→ EXERCISE REQUIREMENTS: Omit the pictures and return every entry exactly as written.

→ RECORDS TO USE:
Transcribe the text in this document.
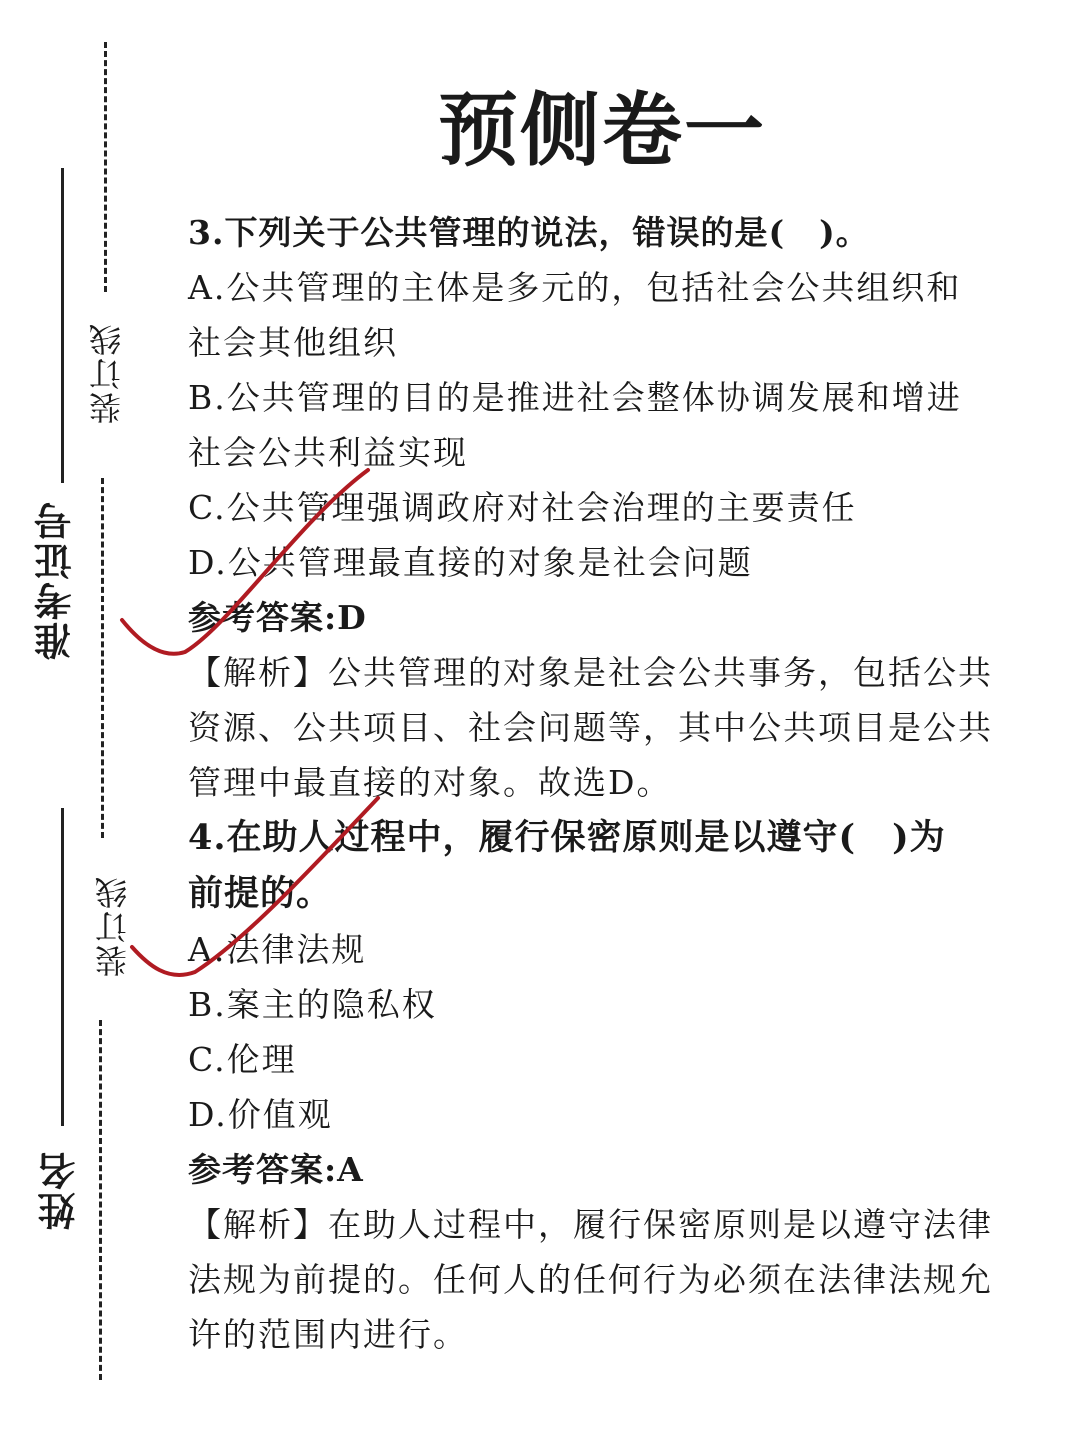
装订线
准考证号
装订线
姓名
预侧卷一
3.下列关于公共管理的说法，错误的是(　)。
A.公共管理的主体是多元的，包括社会公共组织和
社会其他组织
B.公共管理的目的是推进社会整体协调发展和增进
社会公共利益实现
C.公共管理强调政府对社会治理的主要责任
D.公共管理最直接的对象是社会问题
参考答案:D
【解析】公共管理的对象是社会公共事务，包括公共
资源、公共项目、社会问题等，其中公共项目是公共
管理中最直接的对象。故选D。
4.在助人过程中，履行保密原则是以遵守(　)为
前提的。
A.法律法规
B.案主的隐私权
C.伦理
D.价值观
参考答案:A
【解析】在助人过程中，履行保密原则是以遵守法律
法规为前提的。任何人的任何行为必须在法律法规允
许的范围内进行。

→ EXERCISE OUTPUT:
Transcribe the text in this document.
装订线
准考证号
装订线
姓名
预侧卷一
3.下列关于公共管理的说法，错误的是(　)。
A.公共管理的主体是多元的，包括社会公共组织和
社会其他组织
B.公共管理的目的是推进社会整体协调发展和增进
社会公共利益实现
C.公共管理强调政府对社会治理的主要责任
D.公共管理最直接的对象是社会问题
参考答案:D
【解析】公共管理的对象是社会公共事务，包括公共
资源、公共项目、社会问题等，其中公共项目是公共
管理中最直接的对象。故选D。
4.在助人过程中，履行保密原则是以遵守(　)为
前提的。
A.法律法规
B.案主的隐私权
C.伦理
D.价值观
参考答案:A
【解析】在助人过程中，履行保密原则是以遵守法律
法规为前提的。任何人的任何行为必须在法律法规允
许的范围内进行。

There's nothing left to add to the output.